• _The records_:
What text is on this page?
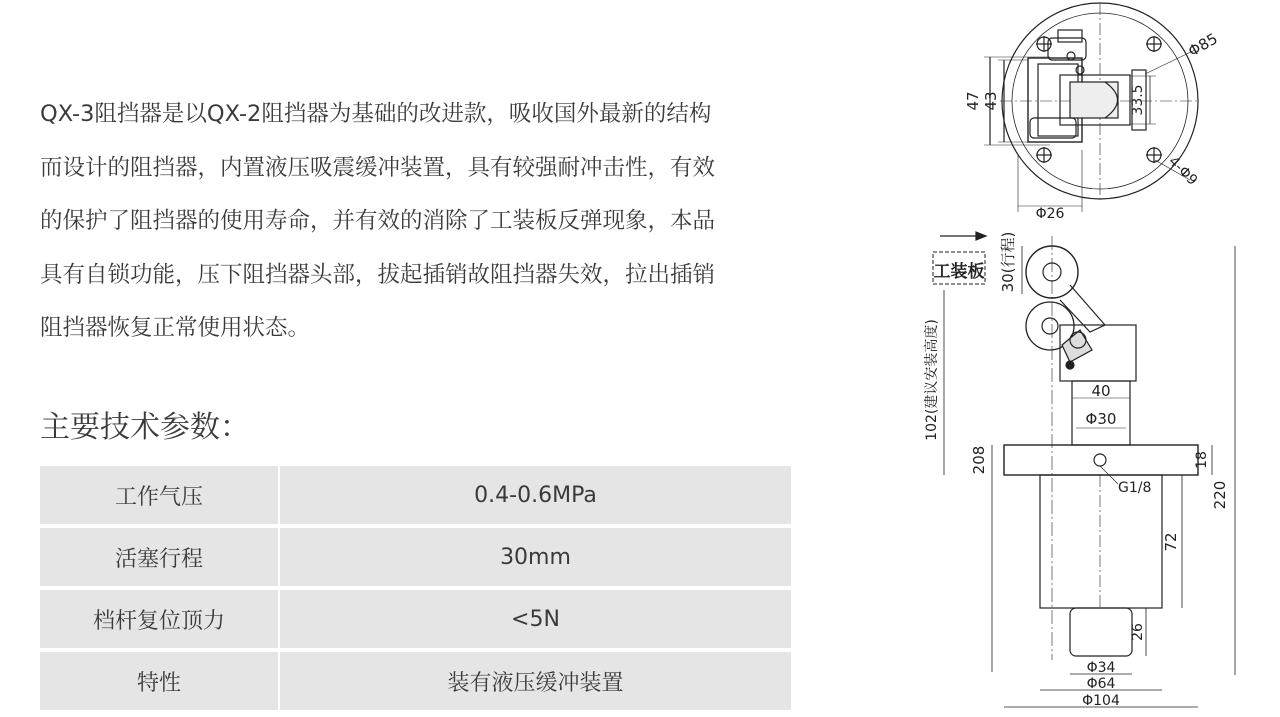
QX-3阻挡器是以QX-2阻挡器为基础的改进款，吸收国外最新的结构

而设计的阻挡器，内置液压吸震缓冲装置，具有较强耐冲击性，有效

的保护了阻挡器的使用寿命，并有效的消除了工装板反弹现象，本品

具有自锁功能，压下阻挡器头部，拔起插销故阻挡器失效，拉出插销

阻挡器恢复正常使用状态。

主要技术参数：
工作气压	0.4-0.6MPa
活塞行程	30mm
档杆复位顶力	<5N
特性	装有液压缓冲装置
47 43	33.5
Φ85
4-Φ9
Φ26
工装板 30(行程)
40
Φ30
G1/8
102(建议安装高度)
208
220
18
72
26
Φ34
Φ64
Φ104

• _Short problem_:
Pictures are excluded; copy all other data exactly as shown.

• _Full output_:
What text is on this page?
QX-3阻挡器是以QX-2阻挡器为基础的改进款，吸收国外最新的结构

而设计的阻挡器，内置液压吸震缓冲装置，具有较强耐冲击性，有效

的保护了阻挡器的使用寿命，并有效的消除了工装板反弹现象，本品

具有自锁功能，压下阻挡器头部，拔起插销故阻挡器失效，拉出插销

阻挡器恢复正常使用状态。

主要技术参数：
工作气压	0.4-0.6MPa
活塞行程	30mm
档杆复位顶力	<5N
特性	装有液压缓冲装置
47 43	33.5
Φ85
4-Φ9
Φ26
工装板 30(行程)
40
Φ30
G1/8
102(建议安装高度)
208
220
18
72
26
Φ34
Φ64
Φ104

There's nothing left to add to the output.